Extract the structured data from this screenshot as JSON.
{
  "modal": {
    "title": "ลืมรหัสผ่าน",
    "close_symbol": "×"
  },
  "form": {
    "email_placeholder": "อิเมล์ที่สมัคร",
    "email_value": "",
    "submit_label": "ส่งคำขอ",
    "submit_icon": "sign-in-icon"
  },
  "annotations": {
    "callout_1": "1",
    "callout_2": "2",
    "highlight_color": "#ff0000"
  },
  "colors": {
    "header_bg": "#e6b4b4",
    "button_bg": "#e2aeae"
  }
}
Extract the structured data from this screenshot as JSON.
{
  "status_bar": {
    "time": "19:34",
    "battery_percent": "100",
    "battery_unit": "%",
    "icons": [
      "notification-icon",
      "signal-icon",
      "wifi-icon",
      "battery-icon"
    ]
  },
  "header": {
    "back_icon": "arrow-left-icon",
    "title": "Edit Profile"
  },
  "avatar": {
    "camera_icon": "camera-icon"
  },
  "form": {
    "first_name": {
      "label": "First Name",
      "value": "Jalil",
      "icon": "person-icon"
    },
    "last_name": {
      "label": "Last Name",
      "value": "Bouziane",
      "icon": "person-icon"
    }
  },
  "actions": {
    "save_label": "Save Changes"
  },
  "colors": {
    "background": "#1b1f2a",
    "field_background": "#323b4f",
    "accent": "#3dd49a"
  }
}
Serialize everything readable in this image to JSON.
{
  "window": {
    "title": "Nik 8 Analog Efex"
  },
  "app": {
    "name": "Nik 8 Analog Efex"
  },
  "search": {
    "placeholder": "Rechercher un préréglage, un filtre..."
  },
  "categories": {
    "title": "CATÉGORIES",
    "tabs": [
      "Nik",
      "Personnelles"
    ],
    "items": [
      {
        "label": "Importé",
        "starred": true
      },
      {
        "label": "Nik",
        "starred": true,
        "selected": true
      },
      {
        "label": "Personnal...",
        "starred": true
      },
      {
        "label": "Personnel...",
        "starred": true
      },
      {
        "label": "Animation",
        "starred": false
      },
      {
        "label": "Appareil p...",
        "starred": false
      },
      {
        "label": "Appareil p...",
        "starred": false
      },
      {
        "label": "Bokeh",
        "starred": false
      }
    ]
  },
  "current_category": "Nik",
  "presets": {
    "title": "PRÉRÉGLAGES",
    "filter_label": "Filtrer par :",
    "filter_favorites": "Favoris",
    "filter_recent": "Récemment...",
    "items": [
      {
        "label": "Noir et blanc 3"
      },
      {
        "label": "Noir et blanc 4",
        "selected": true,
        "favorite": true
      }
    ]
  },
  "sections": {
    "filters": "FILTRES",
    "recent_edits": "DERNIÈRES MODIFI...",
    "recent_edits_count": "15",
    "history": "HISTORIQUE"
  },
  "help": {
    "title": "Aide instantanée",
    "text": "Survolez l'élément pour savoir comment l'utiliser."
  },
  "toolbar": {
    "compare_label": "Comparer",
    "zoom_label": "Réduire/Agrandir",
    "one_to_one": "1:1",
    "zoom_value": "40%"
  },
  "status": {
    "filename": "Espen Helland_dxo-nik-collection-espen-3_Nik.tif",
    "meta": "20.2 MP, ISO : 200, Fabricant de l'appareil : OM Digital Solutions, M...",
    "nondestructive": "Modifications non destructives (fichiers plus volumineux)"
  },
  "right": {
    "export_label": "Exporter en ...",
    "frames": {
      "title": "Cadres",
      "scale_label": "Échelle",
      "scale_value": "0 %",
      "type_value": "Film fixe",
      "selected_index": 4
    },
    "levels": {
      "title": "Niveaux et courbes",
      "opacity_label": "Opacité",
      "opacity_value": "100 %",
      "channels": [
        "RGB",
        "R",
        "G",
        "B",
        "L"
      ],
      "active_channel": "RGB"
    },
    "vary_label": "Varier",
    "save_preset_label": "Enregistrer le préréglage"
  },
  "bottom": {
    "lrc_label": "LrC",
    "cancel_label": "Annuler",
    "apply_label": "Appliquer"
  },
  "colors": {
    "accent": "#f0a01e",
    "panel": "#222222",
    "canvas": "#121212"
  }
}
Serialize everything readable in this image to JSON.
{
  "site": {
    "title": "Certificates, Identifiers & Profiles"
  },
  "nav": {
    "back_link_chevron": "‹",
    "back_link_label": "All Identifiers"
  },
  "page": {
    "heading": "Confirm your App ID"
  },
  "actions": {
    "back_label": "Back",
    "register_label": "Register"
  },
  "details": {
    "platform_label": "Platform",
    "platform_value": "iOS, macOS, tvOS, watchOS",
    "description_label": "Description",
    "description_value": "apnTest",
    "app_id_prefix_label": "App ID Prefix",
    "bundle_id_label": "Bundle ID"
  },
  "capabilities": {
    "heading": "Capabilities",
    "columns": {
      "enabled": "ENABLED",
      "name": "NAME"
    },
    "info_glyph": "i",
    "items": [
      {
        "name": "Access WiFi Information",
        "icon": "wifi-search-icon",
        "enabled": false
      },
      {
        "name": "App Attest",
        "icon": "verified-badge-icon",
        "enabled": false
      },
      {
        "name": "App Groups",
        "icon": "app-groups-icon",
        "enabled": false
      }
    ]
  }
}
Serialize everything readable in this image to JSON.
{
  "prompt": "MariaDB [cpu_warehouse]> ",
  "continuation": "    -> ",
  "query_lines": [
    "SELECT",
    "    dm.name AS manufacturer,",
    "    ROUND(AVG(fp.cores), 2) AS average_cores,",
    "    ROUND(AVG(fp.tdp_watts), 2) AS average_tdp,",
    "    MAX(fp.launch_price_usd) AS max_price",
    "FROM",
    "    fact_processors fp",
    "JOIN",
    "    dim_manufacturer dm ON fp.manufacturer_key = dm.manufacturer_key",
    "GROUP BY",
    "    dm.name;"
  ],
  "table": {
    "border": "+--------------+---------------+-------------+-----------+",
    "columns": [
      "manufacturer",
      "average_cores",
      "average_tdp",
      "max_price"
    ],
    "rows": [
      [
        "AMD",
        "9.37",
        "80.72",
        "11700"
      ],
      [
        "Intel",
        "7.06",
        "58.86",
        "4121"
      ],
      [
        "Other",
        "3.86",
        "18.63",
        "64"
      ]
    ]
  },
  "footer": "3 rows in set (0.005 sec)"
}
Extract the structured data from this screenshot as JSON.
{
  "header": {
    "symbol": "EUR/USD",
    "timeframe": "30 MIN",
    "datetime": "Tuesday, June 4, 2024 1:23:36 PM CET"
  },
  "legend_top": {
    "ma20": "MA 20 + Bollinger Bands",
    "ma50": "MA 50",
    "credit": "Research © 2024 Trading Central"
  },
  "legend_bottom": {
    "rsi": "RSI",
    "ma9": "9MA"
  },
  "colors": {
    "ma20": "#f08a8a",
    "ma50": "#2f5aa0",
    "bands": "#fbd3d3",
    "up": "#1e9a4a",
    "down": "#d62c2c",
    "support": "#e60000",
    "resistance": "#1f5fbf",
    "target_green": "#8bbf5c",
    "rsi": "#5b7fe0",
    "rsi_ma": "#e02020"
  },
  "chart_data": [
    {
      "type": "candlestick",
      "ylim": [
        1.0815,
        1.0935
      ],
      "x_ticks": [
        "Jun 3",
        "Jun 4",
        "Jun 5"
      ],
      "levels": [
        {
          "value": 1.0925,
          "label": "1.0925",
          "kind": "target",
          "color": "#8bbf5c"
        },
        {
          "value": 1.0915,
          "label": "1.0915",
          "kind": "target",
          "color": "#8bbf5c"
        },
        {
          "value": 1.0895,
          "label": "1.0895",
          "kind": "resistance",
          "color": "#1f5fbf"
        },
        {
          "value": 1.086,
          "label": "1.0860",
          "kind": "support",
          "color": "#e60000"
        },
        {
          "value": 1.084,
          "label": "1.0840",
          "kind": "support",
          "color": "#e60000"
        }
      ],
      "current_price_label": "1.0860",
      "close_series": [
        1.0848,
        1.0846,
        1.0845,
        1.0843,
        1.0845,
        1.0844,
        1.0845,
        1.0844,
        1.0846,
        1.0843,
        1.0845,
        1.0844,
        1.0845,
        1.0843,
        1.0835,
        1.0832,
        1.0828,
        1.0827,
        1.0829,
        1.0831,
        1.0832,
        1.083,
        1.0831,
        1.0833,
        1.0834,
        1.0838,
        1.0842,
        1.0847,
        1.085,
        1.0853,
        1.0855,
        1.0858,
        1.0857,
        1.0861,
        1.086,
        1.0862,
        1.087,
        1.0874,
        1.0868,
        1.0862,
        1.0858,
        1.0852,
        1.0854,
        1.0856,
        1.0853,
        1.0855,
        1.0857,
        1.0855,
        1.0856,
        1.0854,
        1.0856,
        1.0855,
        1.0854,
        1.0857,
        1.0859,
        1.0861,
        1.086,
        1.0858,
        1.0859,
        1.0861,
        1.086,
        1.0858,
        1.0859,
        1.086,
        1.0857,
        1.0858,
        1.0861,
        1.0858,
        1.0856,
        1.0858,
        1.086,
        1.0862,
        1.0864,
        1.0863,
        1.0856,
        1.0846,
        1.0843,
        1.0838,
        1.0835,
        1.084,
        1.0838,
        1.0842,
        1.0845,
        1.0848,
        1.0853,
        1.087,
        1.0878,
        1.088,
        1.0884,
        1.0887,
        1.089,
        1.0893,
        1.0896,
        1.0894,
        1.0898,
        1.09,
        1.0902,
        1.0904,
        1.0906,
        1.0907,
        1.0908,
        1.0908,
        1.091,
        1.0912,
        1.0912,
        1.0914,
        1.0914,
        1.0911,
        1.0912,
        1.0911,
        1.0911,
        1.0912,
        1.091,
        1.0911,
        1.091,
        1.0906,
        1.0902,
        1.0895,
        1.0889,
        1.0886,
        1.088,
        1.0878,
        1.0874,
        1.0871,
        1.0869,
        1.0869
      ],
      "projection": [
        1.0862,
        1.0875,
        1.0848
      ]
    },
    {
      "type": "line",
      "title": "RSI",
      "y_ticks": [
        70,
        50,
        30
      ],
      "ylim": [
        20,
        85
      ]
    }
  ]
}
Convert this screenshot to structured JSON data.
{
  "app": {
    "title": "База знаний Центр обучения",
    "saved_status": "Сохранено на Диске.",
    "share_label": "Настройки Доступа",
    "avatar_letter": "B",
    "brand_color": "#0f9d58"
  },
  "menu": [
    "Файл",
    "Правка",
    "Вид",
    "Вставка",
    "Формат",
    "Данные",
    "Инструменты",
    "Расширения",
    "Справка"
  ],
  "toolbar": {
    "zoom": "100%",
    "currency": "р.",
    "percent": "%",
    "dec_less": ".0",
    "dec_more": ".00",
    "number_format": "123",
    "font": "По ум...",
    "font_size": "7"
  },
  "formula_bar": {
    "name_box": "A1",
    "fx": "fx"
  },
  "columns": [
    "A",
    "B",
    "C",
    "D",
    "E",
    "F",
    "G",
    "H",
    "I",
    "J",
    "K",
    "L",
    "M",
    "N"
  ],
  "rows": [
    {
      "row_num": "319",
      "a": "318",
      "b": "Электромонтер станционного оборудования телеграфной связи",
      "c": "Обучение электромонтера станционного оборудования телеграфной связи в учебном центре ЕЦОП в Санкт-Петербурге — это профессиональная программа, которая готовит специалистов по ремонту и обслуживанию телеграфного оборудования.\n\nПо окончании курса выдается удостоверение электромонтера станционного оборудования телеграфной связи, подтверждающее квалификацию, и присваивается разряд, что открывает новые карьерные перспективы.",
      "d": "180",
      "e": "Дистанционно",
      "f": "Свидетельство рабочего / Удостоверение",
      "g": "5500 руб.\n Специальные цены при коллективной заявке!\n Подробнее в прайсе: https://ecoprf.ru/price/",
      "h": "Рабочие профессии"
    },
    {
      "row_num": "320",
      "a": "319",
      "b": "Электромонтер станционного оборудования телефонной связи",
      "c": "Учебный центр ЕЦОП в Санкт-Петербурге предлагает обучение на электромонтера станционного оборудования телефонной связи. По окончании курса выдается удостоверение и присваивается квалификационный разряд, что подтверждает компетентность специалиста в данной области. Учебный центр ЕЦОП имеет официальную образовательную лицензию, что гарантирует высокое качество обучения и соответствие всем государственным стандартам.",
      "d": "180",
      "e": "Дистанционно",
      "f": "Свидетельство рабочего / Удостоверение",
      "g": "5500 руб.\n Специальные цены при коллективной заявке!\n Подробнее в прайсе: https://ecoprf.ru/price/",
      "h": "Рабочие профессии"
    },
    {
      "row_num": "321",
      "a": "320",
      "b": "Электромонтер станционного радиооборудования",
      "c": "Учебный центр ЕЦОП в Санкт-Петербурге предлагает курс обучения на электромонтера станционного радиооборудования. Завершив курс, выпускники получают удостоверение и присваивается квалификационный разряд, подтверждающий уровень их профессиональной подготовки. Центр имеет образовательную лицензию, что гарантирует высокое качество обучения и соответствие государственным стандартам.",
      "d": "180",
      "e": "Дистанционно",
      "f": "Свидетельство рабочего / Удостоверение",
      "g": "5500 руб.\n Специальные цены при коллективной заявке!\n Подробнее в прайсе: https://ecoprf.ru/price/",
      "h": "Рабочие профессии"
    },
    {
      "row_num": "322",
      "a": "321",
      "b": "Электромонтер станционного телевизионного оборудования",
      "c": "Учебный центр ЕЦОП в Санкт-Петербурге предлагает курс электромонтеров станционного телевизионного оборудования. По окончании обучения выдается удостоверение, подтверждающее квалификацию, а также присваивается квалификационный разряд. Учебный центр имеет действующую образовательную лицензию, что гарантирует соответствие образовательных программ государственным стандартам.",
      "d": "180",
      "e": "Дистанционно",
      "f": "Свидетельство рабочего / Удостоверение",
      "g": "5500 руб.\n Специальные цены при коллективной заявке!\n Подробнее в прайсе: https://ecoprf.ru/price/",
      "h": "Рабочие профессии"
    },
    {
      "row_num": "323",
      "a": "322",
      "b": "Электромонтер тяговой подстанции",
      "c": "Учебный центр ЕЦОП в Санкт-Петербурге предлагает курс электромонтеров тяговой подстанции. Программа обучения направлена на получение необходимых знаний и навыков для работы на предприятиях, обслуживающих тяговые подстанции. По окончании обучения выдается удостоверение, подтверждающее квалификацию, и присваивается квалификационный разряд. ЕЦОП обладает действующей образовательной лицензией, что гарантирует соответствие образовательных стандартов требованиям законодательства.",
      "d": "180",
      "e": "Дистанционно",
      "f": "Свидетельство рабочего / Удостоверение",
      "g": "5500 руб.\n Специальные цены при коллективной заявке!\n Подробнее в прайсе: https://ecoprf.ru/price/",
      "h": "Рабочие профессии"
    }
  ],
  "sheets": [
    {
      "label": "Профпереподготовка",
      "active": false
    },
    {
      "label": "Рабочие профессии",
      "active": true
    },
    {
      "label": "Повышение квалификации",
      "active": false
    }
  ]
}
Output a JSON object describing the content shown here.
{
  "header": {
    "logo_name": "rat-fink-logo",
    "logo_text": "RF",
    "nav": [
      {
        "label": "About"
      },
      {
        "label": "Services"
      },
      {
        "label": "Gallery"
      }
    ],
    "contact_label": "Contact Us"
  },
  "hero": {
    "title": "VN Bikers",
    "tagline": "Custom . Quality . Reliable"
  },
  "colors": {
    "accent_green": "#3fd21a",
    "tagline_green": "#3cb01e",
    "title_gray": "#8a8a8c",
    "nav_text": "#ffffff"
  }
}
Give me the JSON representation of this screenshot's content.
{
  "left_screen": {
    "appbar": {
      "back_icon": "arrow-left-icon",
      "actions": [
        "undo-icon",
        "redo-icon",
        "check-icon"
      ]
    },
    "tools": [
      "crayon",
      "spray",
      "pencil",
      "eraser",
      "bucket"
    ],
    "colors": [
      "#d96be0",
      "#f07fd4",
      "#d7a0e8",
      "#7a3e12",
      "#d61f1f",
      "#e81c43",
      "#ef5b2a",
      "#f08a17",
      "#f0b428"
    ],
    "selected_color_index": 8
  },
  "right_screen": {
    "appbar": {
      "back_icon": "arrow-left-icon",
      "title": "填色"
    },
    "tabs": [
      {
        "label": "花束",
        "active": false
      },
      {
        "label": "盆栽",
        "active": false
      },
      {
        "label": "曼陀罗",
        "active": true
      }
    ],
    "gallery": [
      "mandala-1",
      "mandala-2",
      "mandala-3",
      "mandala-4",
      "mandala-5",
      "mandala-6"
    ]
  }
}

----

EXERCISE GOAL ▸ Repeat exactly, and only, the lines of the records above, starting with the line that contains "Output a JSON" and ending with the final line, both included.

SOLUTION TO THIS PROBLEM ▸
Output a JSON object describing the content shown here.
{
  "header": {
    "logo_name": "rat-fink-logo",
    "logo_text": "RF",
    "nav": [
      {
        "label": "About"
      },
      {
        "label": "Services"
      },
      {
        "label": "Gallery"
      }
    ],
    "contact_label": "Contact Us"
  },
  "hero": {
    "title": "VN Bikers",
    "tagline": "Custom . Quality . Reliable"
  },
  "colors": {
    "accent_green": "#3fd21a",
    "tagline_green": "#3cb01e",
    "title_gray": "#8a8a8c",
    "nav_text": "#ffffff"
  }
}
Give me the JSON representation of this screenshot's content.
{
  "left_screen": {
    "appbar": {
      "back_icon": "arrow-left-icon",
      "actions": [
        "undo-icon",
        "redo-icon",
        "check-icon"
      ]
    },
    "tools": [
      "crayon",
      "spray",
      "pencil",
      "eraser",
      "bucket"
    ],
    "colors": [
      "#d96be0",
      "#f07fd4",
      "#d7a0e8",
      "#7a3e12",
      "#d61f1f",
      "#e81c43",
      "#ef5b2a",
      "#f08a17",
      "#f0b428"
    ],
    "selected_color_index": 8
  },
  "right_screen": {
    "appbar": {
      "back_icon": "arrow-left-icon",
      "title": "填色"
    },
    "tabs": [
      {
        "label": "花束",
        "active": false
      },
      {
        "label": "盆栽",
        "active": false
      },
      {
        "label": "曼陀罗",
        "active": true
      }
    ],
    "gallery": [
      "mandala-1",
      "mandala-2",
      "mandala-3",
      "mandala-4",
      "mandala-5",
      "mandala-6"
    ]
  }
}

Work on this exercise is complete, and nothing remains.